## BEGIN Record list
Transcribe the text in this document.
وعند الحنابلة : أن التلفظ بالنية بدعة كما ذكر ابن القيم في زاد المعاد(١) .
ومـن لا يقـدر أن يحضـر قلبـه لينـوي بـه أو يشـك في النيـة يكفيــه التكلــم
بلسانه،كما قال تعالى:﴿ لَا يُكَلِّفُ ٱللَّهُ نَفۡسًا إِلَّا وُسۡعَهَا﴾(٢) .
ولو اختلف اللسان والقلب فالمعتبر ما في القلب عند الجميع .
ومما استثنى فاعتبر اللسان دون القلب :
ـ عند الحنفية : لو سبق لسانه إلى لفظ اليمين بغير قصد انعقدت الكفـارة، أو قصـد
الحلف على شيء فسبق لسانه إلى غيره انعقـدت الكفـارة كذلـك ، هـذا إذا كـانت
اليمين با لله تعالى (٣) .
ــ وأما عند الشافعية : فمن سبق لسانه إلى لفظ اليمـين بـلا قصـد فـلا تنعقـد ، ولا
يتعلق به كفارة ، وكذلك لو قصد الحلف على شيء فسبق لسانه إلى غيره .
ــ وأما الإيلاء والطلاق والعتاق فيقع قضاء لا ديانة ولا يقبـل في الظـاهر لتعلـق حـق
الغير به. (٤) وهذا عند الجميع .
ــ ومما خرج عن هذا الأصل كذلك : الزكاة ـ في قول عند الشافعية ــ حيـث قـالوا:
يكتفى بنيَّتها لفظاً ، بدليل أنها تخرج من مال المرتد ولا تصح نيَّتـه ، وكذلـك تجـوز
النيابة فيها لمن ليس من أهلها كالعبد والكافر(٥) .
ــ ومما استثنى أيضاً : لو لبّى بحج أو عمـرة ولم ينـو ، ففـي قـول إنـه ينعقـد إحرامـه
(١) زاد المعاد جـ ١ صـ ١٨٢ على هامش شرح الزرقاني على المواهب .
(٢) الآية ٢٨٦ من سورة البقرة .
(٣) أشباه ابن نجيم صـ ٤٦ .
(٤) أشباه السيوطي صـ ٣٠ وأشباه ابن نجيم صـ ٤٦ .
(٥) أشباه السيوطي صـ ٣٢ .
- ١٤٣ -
## END Record list
Print out all the entries precisely as written.

Response to the task
Transcribe the text in this document.
وعند الحنابلة : أن التلفظ بالنية بدعة كما ذكر ابن القيم في زاد المعاد(١) .
ومـن لا يقـدر أن يحضـر قلبـه لينـوي بـه أو يشـك في النيـة يكفيــه التكلــم
بلسانه،كما قال تعالى:﴿ لَا يُكَلِّفُ ٱللَّهُ نَفۡسًا إِلَّا وُسۡعَهَا﴾(٢) .
ولو اختلف اللسان والقلب فالمعتبر ما في القلب عند الجميع .
ومما استثنى فاعتبر اللسان دون القلب :
ـ عند الحنفية : لو سبق لسانه إلى لفظ اليمين بغير قصد انعقدت الكفـارة، أو قصـد
الحلف على شيء فسبق لسانه إلى غيره انعقـدت الكفـارة كذلـك ، هـذا إذا كـانت
اليمين با لله تعالى (٣) .
ــ وأما عند الشافعية : فمن سبق لسانه إلى لفظ اليمـين بـلا قصـد فـلا تنعقـد ، ولا
يتعلق به كفارة ، وكذلك لو قصد الحلف على شيء فسبق لسانه إلى غيره .
ــ وأما الإيلاء والطلاق والعتاق فيقع قضاء لا ديانة ولا يقبـل في الظـاهر لتعلـق حـق
الغير به. (٤) وهذا عند الجميع .
ــ ومما خرج عن هذا الأصل كذلك : الزكاة ـ في قول عند الشافعية ــ حيـث قـالوا:
يكتفى بنيَّتها لفظاً ، بدليل أنها تخرج من مال المرتد ولا تصح نيَّتـه ، وكذلـك تجـوز
النيابة فيها لمن ليس من أهلها كالعبد والكافر(٥) .
ــ ومما استثنى أيضاً : لو لبّى بحج أو عمـرة ولم ينـو ، ففـي قـول إنـه ينعقـد إحرامـه
(١) زاد المعاد جـ ١ صـ ١٨٢ على هامش شرح الزرقاني على المواهب .
(٢) الآية ٢٨٦ من سورة البقرة .
(٣) أشباه ابن نجيم صـ ٤٦ .
(٤) أشباه السيوطي صـ ٣٠ وأشباه ابن نجيم صـ ٤٦ .
(٥) أشباه السيوطي صـ ٣٢ .
- ١٤٣ -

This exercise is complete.